• **Stated problem**
State how many lines of the entries hold the string "true", and output nothing but that count.
^^^^^^^^
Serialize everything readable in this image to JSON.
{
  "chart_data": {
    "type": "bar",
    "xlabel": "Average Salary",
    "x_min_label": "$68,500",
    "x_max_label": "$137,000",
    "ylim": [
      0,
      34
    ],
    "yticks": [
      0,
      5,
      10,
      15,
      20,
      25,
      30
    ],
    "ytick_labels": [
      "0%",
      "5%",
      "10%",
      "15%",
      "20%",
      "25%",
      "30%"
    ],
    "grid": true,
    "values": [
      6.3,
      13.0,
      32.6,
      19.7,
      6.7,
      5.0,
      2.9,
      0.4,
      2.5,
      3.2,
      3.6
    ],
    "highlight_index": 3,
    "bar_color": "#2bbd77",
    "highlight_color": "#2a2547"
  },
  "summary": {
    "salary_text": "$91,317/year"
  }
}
^^^^^^^^
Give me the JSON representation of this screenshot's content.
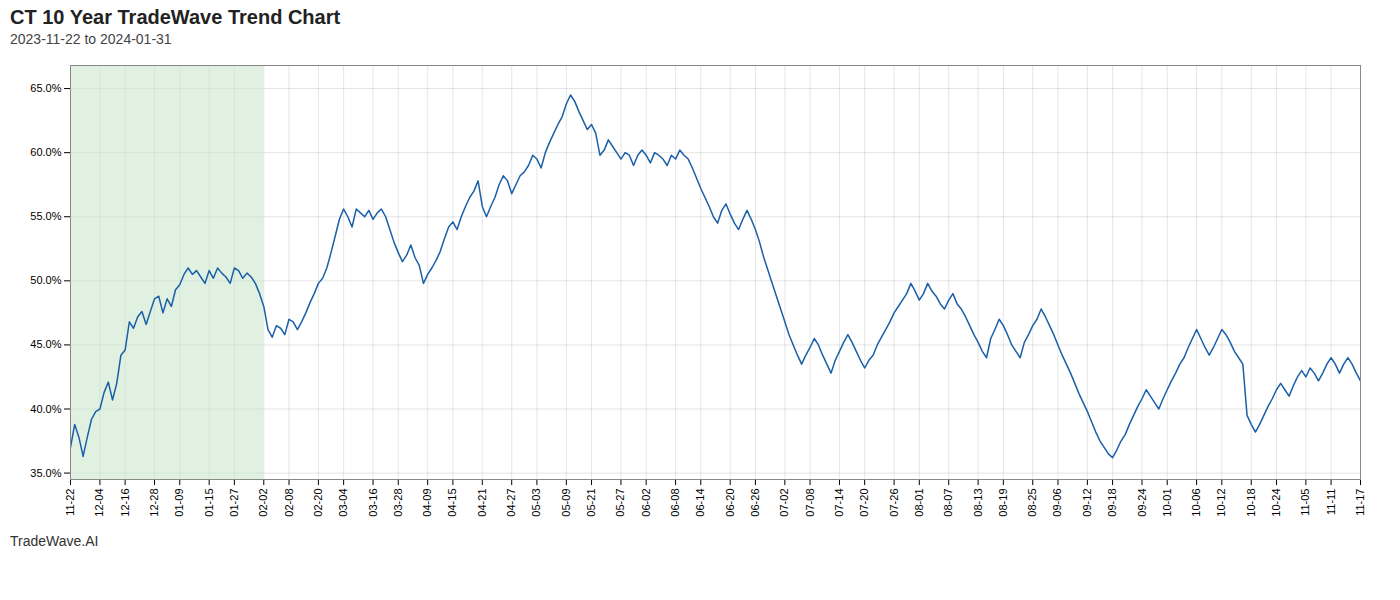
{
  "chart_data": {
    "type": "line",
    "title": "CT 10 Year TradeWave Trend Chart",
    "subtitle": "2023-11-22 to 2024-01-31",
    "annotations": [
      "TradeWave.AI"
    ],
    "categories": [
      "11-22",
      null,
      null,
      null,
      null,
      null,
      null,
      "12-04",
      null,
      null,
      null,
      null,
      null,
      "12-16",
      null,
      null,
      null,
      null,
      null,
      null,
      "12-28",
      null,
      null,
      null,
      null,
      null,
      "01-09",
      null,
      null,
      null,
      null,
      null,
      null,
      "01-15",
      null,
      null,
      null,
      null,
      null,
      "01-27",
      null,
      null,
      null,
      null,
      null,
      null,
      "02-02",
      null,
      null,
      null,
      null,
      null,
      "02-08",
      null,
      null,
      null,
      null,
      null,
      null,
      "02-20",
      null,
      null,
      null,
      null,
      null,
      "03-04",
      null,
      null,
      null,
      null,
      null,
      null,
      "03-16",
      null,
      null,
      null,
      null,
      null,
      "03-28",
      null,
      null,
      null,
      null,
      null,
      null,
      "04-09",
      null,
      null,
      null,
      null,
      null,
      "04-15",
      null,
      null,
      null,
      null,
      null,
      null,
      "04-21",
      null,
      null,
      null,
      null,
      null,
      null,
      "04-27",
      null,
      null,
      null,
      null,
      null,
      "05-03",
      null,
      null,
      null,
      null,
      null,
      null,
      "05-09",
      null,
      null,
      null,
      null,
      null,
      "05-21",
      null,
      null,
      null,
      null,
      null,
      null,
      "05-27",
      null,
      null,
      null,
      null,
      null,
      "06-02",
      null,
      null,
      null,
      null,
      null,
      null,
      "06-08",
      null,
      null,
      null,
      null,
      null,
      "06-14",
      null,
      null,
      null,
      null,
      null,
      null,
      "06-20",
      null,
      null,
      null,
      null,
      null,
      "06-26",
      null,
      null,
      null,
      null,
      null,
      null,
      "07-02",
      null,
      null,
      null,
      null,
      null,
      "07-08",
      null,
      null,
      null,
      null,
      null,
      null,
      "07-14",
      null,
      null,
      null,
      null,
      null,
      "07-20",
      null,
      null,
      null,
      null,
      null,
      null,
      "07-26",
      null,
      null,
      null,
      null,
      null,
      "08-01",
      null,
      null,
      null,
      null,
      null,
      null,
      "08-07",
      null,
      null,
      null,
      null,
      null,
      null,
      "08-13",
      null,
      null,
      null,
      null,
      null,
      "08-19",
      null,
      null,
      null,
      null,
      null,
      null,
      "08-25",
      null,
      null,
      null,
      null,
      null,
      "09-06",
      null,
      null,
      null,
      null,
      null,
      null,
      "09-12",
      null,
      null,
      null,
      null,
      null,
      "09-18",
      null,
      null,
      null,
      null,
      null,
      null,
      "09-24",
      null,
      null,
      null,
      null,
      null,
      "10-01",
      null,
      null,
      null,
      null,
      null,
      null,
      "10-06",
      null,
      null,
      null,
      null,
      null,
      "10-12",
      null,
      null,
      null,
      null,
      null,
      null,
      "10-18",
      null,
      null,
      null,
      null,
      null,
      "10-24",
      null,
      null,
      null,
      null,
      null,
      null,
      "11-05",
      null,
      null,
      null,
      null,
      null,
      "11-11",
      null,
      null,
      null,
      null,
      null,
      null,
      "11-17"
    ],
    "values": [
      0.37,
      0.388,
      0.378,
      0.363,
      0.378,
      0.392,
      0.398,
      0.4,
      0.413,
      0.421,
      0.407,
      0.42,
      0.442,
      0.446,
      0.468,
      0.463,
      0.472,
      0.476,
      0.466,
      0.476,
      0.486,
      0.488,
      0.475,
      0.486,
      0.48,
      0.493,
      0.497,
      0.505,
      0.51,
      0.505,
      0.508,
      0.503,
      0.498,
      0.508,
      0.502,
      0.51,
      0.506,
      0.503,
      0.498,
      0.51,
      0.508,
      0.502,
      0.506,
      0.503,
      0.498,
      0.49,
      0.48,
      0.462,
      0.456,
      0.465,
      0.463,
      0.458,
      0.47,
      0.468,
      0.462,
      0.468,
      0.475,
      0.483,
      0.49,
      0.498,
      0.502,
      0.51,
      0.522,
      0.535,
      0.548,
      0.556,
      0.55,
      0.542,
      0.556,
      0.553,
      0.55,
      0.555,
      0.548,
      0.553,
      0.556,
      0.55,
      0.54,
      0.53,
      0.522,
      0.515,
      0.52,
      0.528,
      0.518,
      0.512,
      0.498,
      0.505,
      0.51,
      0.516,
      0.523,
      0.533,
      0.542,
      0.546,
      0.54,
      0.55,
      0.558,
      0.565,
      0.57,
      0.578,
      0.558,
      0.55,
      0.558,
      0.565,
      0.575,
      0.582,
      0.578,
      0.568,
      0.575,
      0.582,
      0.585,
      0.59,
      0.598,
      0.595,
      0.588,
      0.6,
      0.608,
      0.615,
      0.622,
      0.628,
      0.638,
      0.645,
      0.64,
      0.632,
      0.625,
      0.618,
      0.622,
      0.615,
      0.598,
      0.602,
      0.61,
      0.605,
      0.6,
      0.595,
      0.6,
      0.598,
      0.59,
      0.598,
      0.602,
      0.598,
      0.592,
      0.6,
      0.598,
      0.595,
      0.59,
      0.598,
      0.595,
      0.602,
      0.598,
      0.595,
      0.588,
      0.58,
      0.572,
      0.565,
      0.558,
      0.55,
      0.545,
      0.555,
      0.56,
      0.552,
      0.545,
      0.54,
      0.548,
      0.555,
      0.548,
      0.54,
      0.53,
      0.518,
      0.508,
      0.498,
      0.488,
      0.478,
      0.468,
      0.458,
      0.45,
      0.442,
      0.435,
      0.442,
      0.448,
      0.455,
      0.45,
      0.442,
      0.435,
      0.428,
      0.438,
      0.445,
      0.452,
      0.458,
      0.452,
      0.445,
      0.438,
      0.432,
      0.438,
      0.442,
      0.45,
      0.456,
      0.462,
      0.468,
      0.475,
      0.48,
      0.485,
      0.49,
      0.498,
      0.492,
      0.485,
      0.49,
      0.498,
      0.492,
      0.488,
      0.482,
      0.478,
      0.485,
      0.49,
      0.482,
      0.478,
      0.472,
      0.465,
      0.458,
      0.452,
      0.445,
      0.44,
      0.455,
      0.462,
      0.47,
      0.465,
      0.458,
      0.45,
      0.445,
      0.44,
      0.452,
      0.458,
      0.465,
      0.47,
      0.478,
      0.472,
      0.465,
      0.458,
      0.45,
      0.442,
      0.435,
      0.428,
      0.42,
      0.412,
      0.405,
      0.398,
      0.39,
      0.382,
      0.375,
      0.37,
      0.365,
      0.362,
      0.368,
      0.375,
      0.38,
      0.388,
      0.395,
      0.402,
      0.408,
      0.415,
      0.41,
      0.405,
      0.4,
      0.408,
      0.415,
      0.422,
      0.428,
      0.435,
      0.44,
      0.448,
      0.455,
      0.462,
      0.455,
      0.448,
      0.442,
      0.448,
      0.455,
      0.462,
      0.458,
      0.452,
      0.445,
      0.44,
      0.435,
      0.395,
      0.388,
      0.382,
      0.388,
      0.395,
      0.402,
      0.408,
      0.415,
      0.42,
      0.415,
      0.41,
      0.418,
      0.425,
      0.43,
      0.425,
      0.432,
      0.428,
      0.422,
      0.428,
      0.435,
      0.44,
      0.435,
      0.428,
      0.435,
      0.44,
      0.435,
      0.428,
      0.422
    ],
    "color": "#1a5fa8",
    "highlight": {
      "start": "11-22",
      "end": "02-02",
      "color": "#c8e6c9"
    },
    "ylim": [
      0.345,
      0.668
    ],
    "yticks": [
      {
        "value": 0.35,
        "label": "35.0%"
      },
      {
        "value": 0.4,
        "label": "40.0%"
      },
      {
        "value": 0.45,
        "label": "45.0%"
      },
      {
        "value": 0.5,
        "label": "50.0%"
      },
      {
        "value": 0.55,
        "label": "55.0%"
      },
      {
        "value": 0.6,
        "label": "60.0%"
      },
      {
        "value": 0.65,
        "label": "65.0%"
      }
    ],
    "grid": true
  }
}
^^^^^^^^
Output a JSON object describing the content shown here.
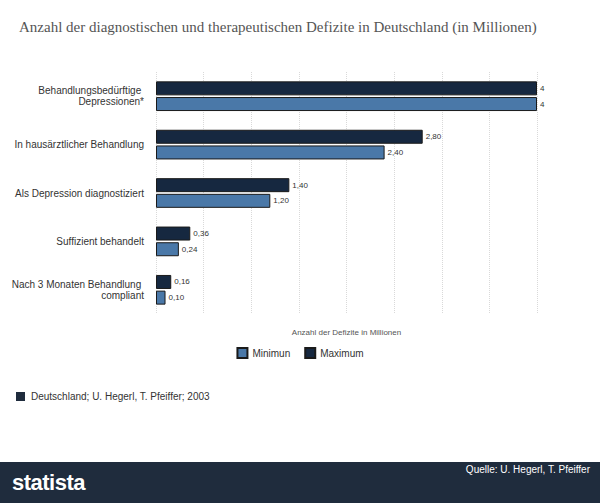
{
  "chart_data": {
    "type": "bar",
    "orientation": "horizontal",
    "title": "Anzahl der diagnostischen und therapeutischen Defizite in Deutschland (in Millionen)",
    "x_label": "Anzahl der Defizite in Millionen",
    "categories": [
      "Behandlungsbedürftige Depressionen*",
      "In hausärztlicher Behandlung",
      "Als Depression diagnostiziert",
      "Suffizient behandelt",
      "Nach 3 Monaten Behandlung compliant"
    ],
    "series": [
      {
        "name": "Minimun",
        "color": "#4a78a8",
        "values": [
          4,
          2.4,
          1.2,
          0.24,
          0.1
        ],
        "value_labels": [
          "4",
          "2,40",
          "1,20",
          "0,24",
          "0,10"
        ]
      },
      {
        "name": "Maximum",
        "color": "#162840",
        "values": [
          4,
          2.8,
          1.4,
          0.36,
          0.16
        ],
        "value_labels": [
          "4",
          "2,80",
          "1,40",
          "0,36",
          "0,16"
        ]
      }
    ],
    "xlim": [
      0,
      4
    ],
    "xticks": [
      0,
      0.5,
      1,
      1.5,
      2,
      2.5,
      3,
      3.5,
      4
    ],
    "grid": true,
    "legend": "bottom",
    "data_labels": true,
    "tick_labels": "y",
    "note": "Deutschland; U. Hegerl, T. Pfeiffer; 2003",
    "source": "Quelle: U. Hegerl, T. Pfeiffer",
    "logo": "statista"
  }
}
^^^^^^^^
• **Solution to this problem**
4